Written exercise: All of the data that follows should be retyped exactly, please, except the pictures.

═══ Dataset content ═══

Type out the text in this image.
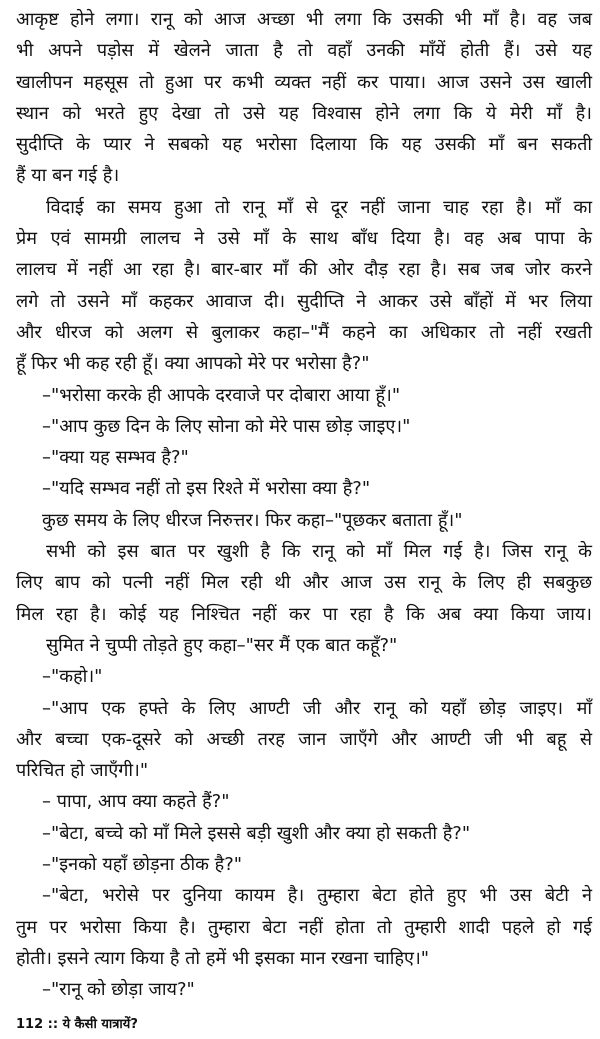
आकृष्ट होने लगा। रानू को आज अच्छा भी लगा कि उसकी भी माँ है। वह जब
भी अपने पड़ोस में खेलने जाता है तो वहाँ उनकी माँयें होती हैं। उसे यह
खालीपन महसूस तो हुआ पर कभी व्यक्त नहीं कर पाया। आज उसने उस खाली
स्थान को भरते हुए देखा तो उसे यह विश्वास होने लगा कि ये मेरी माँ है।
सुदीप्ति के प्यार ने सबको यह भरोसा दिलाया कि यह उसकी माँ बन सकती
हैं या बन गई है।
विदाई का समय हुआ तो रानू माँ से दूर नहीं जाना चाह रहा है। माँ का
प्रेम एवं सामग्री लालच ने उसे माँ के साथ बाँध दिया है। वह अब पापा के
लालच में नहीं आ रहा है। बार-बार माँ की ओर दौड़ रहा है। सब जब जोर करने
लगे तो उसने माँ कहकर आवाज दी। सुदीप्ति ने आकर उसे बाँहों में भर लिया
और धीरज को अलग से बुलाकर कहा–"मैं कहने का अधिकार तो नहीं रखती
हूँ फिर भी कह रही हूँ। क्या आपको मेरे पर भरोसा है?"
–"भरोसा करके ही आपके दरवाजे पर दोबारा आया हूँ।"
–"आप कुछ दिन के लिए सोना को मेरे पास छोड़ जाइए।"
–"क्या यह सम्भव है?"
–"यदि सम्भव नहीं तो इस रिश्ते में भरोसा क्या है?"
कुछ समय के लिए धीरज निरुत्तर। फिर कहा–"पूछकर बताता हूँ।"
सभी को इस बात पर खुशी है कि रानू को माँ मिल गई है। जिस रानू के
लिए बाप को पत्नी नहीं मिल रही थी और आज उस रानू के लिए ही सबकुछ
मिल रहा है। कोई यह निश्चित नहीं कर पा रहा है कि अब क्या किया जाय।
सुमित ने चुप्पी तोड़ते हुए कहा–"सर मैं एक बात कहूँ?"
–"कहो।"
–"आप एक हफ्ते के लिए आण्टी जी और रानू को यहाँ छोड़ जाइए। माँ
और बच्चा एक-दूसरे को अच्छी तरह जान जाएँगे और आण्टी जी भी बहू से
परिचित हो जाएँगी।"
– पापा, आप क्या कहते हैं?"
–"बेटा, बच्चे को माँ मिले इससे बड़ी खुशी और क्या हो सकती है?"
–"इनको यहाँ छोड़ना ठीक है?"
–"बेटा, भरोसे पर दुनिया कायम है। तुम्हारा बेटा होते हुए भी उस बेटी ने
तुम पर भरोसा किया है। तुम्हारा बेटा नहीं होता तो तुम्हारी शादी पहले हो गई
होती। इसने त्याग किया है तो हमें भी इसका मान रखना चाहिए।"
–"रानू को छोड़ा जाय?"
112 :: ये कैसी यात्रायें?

═══

Answer for this exercise:
Type out the text in this image.
आकृष्ट होने लगा। रानू को आज अच्छा भी लगा कि उसकी भी माँ है। वह जब
भी अपने पड़ोस में खेलने जाता है तो वहाँ उनकी माँयें होती हैं। उसे यह
खालीपन महसूस तो हुआ पर कभी व्यक्त नहीं कर पाया। आज उसने उस खाली
स्थान को भरते हुए देखा तो उसे यह विश्वास होने लगा कि ये मेरी माँ है।
सुदीप्ति के प्यार ने सबको यह भरोसा दिलाया कि यह उसकी माँ बन सकती
हैं या बन गई है।
विदाई का समय हुआ तो रानू माँ से दूर नहीं जाना चाह रहा है। माँ का
प्रेम एवं सामग्री लालच ने उसे माँ के साथ बाँध दिया है। वह अब पापा के
लालच में नहीं आ रहा है। बार-बार माँ की ओर दौड़ रहा है। सब जब जोर करने
लगे तो उसने माँ कहकर आवाज दी। सुदीप्ति ने आकर उसे बाँहों में भर लिया
और धीरज को अलग से बुलाकर कहा–"मैं कहने का अधिकार तो नहीं रखती
हूँ फिर भी कह रही हूँ। क्या आपको मेरे पर भरोसा है?"
–"भरोसा करके ही आपके दरवाजे पर दोबारा आया हूँ।"
–"आप कुछ दिन के लिए सोना को मेरे पास छोड़ जाइए।"
–"क्या यह सम्भव है?"
–"यदि सम्भव नहीं तो इस रिश्ते में भरोसा क्या है?"
कुछ समय के लिए धीरज निरुत्तर। फिर कहा–"पूछकर बताता हूँ।"
सभी को इस बात पर खुशी है कि रानू को माँ मिल गई है। जिस रानू के
लिए बाप को पत्नी नहीं मिल रही थी और आज उस रानू के लिए ही सबकुछ
मिल रहा है। कोई यह निश्चित नहीं कर पा रहा है कि अब क्या किया जाय।
सुमित ने चुप्पी तोड़ते हुए कहा–"सर मैं एक बात कहूँ?"
–"कहो।"
–"आप एक हफ्ते के लिए आण्टी जी और रानू को यहाँ छोड़ जाइए। माँ
और बच्चा एक-दूसरे को अच्छी तरह जान जाएँगे और आण्टी जी भी बहू से
परिचित हो जाएँगी।"
– पापा, आप क्या कहते हैं?"
–"बेटा, बच्चे को माँ मिले इससे बड़ी खुशी और क्या हो सकती है?"
–"इनको यहाँ छोड़ना ठीक है?"
–"बेटा, भरोसे पर दुनिया कायम है। तुम्हारा बेटा होते हुए भी उस बेटी ने
तुम पर भरोसा किया है। तुम्हारा बेटा नहीं होता तो तुम्हारी शादी पहले हो गई
होती। इसने त्याग किया है तो हमें भी इसका मान रखना चाहिए।"
–"रानू को छोड़ा जाय?"
112 :: ये कैसी यात्रायें?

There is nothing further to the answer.